§ Data provided:
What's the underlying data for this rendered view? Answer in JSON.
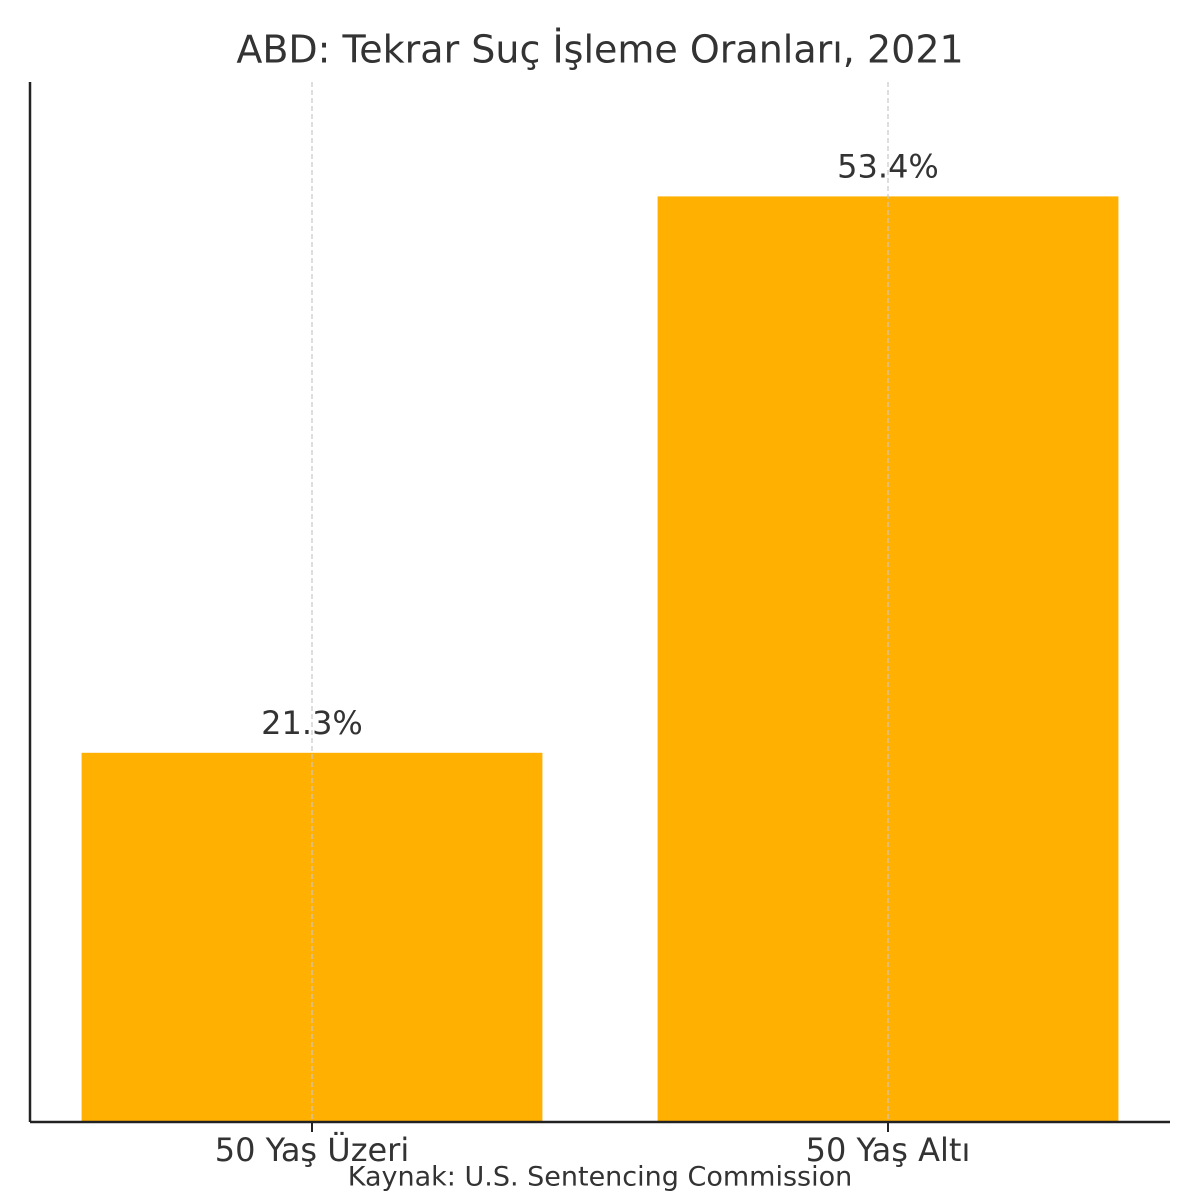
{
  "chart_data": {
    "type": "bar",
    "title": "ABD: Tekrar Suç İşleme Oranları, 2021",
    "categories": [
      "50 Yaş Üzeri",
      "50 Yaş Altı"
    ],
    "values": [
      21.3,
      53.4
    ],
    "value_labels": [
      "21.3%",
      "53.4%"
    ],
    "color": "#ffb000",
    "ylim": [
      0,
      60
    ],
    "grid": "x",
    "source": "Kaynak: U.S. Sentencing Commission"
  }
}
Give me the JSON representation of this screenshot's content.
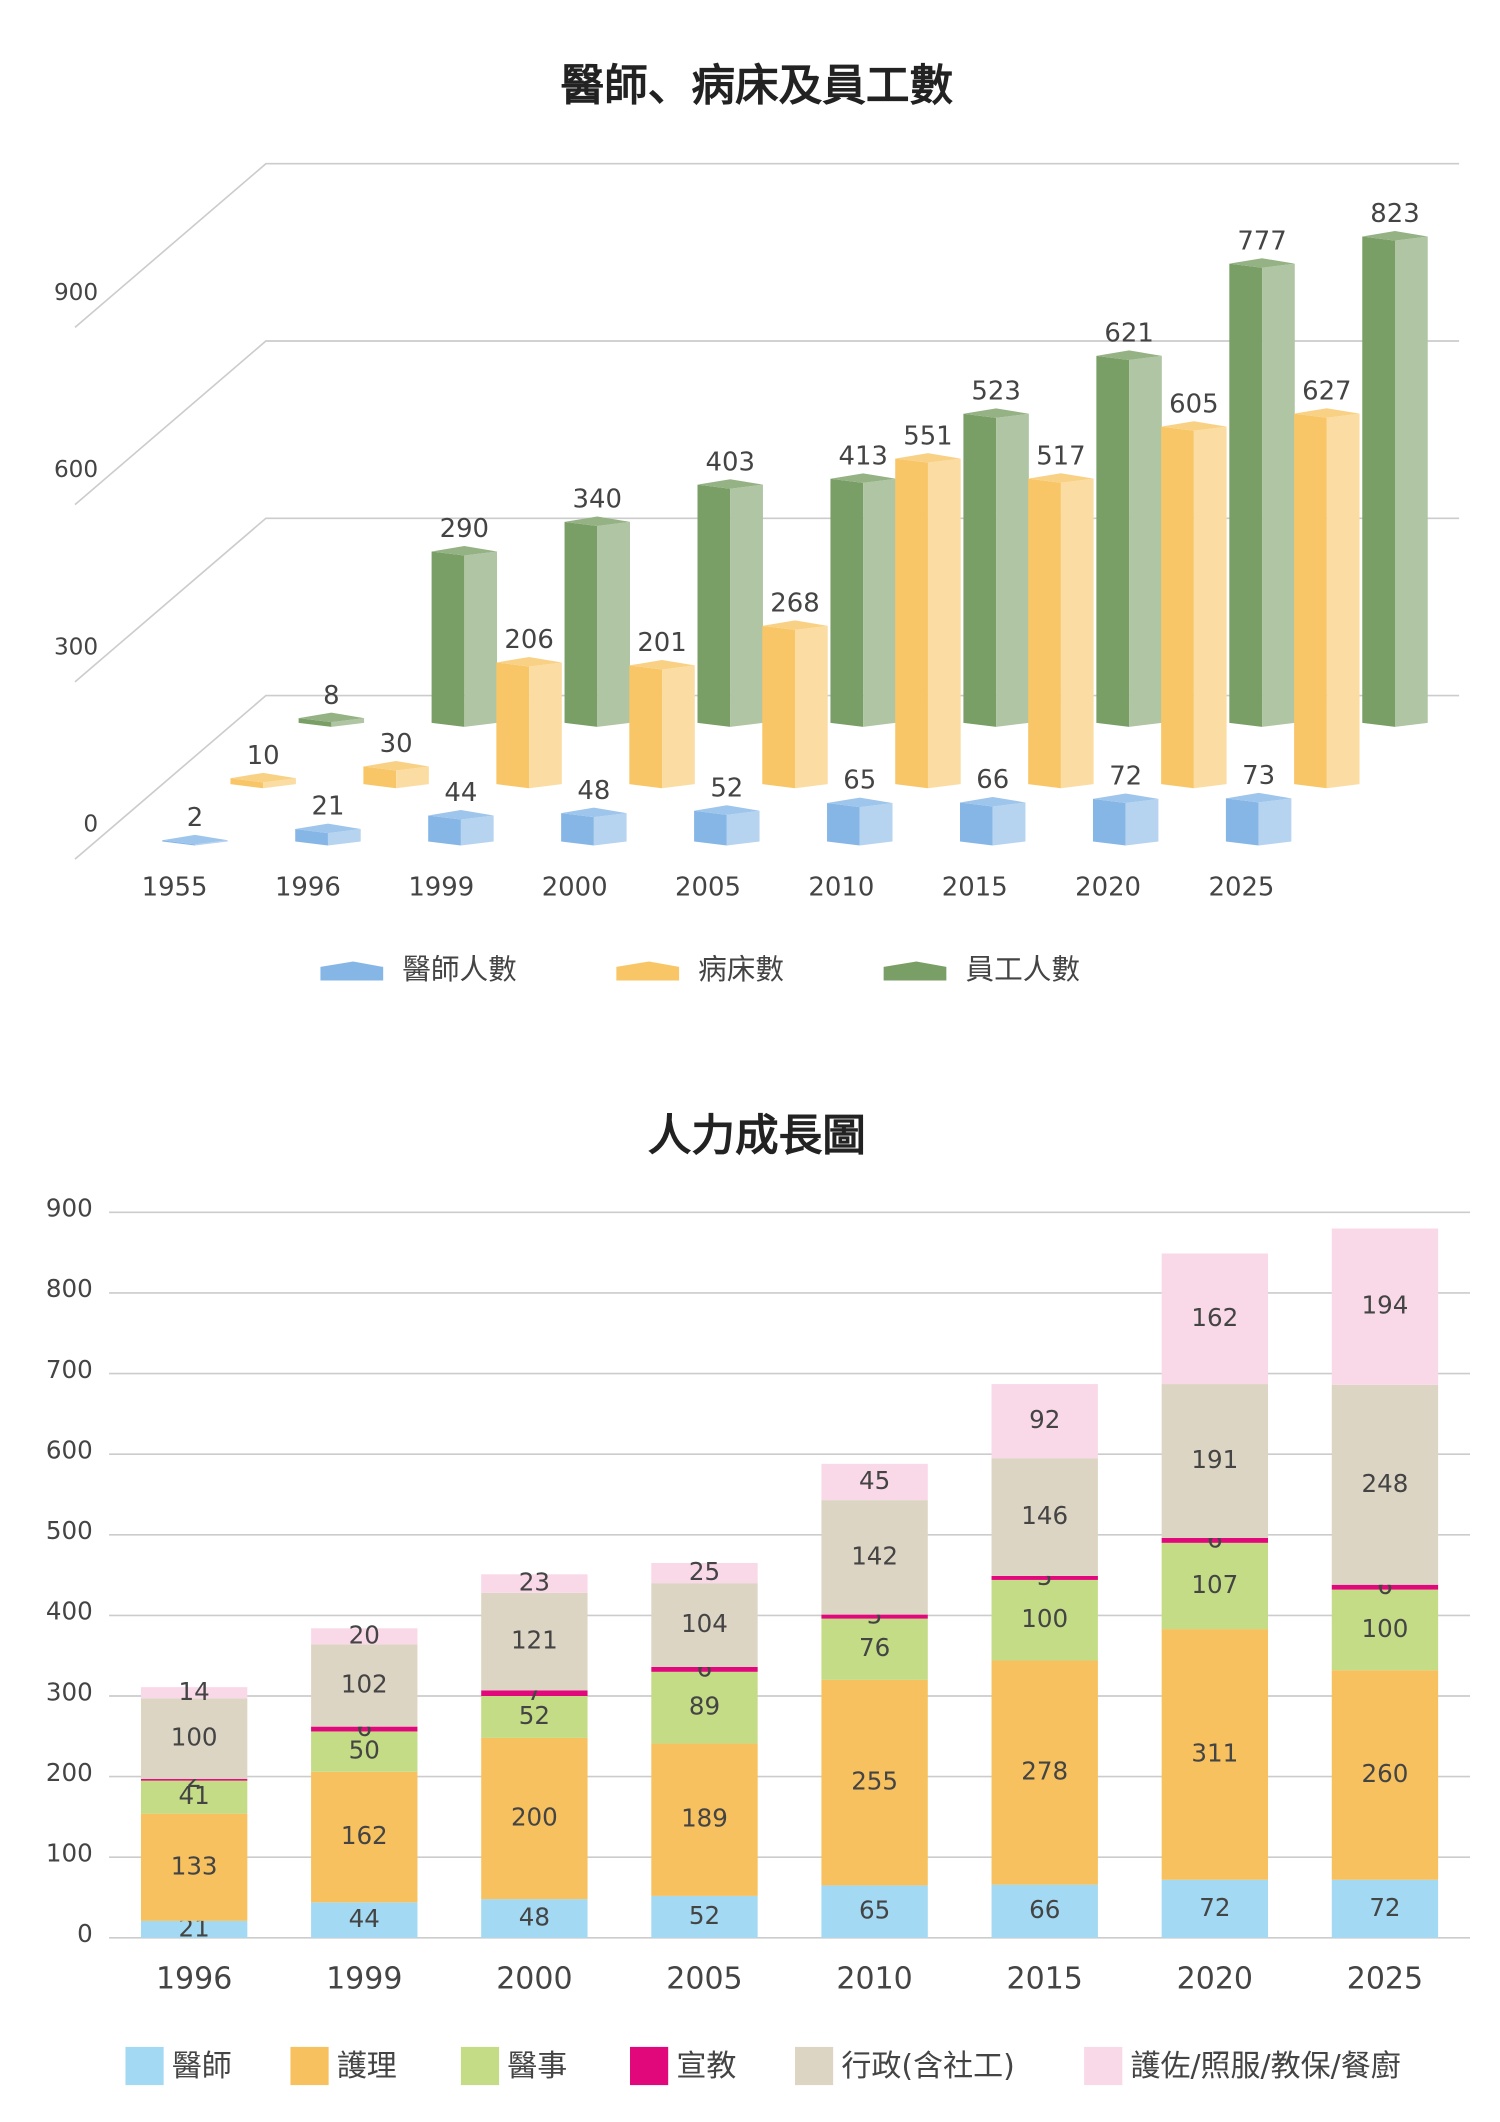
{
  "chart_data": [
    {
      "type": "bar3d",
      "title": "醫師、病床及員工數",
      "categories": [
        "1955",
        "1996",
        "1999",
        "2000",
        "2005",
        "2010",
        "2015",
        "2020",
        "2025"
      ],
      "series": [
        {
          "name": "醫師人數",
          "color": "#86b6e6",
          "values": [
            2,
            21,
            44,
            48,
            52,
            65,
            66,
            72,
            73
          ]
        },
        {
          "name": "病床數",
          "color": "#f8c666",
          "values": [
            10,
            30,
            206,
            201,
            268,
            551,
            517,
            605,
            627
          ]
        },
        {
          "name": "員工人數",
          "color": "#7a9f66",
          "values": [
            8,
            290,
            340,
            403,
            413,
            523,
            621,
            777,
            823
          ]
        }
      ],
      "ylim": [
        0,
        900
      ],
      "yticks": [
        0,
        300,
        600,
        900
      ],
      "grid": true
    },
    {
      "type": "stacked_bar",
      "title": "人力成長圖",
      "categories": [
        "1996",
        "1999",
        "2000",
        "2005",
        "2010",
        "2015",
        "2020",
        "2025"
      ],
      "series": [
        {
          "name": "醫師",
          "color": "#a3d9f2",
          "values": [
            21,
            44,
            48,
            52,
            65,
            66,
            72,
            72
          ]
        },
        {
          "name": "護理",
          "color": "#f6c15e",
          "values": [
            133,
            162,
            200,
            189,
            255,
            278,
            311,
            260
          ]
        },
        {
          "name": "醫事",
          "color": "#c4dc86",
          "values": [
            41,
            50,
            52,
            89,
            76,
            100,
            107,
            100
          ]
        },
        {
          "name": "宣教",
          "color": "#e0087a",
          "values": [
            2,
            6,
            7,
            6,
            5,
            5,
            6,
            6
          ]
        },
        {
          "name": "行政(含社工)",
          "color": "#ddd5c4",
          "values": [
            100,
            102,
            121,
            104,
            142,
            146,
            191,
            248
          ]
        },
        {
          "name": "護佐/照服/教保/餐廚",
          "color": "#f9d9e8",
          "values": [
            14,
            20,
            23,
            25,
            45,
            92,
            162,
            194
          ]
        }
      ],
      "ylim": [
        0,
        900
      ],
      "yticks": [
        0,
        100,
        200,
        300,
        400,
        500,
        600,
        700,
        800,
        900
      ],
      "grid": true
    }
  ]
}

§ Task instructions: Retype every entry verbatim and exclude the pictures from the copy.

§ The completed task:
What's the underlying data for this rendered view? Answer in JSON.
{
  "chart_data": {
    "type": "bar",
    "title": "ABD: Tekrar Suç İşleme Oranları, 2021",
    "categories": [
      "50 Yaş Üzeri",
      "50 Yaş Altı"
    ],
    "values": [
      21.3,
      53.4
    ],
    "value_labels": [
      "21.3%",
      "53.4%"
    ],
    "color": "#ffb000",
    "ylim": [
      0,
      60
    ],
    "grid": "x",
    "source": "Kaynak: U.S. Sentencing Commission"
  }
}
Give me the JSON representation of this screenshot's content.
{
  "chart_data": [
    {
      "type": "bar3d",
      "title": "醫師、病床及員工數",
      "categories": [
        "1955",
        "1996",
        "1999",
        "2000",
        "2005",
        "2010",
        "2015",
        "2020",
        "2025"
      ],
      "series": [
        {
          "name": "醫師人數",
          "color": "#86b6e6",
          "values": [
            2,
            21,
            44,
            48,
            52,
            65,
            66,
            72,
            73
          ]
        },
        {
          "name": "病床數",
          "color": "#f8c666",
          "values": [
            10,
            30,
            206,
            201,
            268,
            551,
            517,
            605,
            627
          ]
        },
        {
          "name": "員工人數",
          "color": "#7a9f66",
          "values": [
            8,
            290,
            340,
            403,
            413,
            523,
            621,
            777,
            823
          ]
        }
      ],
      "ylim": [
        0,
        900
      ],
      "yticks": [
        0,
        300,
        600,
        900
      ],
      "grid": true
    },
    {
      "type": "stacked_bar",
      "title": "人力成長圖",
      "categories": [
        "1996",
        "1999",
        "2000",
        "2005",
        "2010",
        "2015",
        "2020",
        "2025"
      ],
      "series": [
        {
          "name": "醫師",
          "color": "#a3d9f2",
          "values": [
            21,
            44,
            48,
            52,
            65,
            66,
            72,
            72
          ]
        },
        {
          "name": "護理",
          "color": "#f6c15e",
          "values": [
            133,
            162,
            200,
            189,
            255,
            278,
            311,
            260
          ]
        },
        {
          "name": "醫事",
          "color": "#c4dc86",
          "values": [
            41,
            50,
            52,
            89,
            76,
            100,
            107,
            100
          ]
        },
        {
          "name": "宣教",
          "color": "#e0087a",
          "values": [
            2,
            6,
            7,
            6,
            5,
            5,
            6,
            6
          ]
        },
        {
          "name": "行政(含社工)",
          "color": "#ddd5c4",
          "values": [
            100,
            102,
            121,
            104,
            142,
            146,
            191,
            248
          ]
        },
        {
          "name": "護佐/照服/教保/餐廚",
          "color": "#f9d9e8",
          "values": [
            14,
            20,
            23,
            25,
            45,
            92,
            162,
            194
          ]
        }
      ],
      "ylim": [
        0,
        900
      ],
      "yticks": [
        0,
        100,
        200,
        300,
        400,
        500,
        600,
        700,
        800,
        900
      ],
      "grid": true
    }
  ]
}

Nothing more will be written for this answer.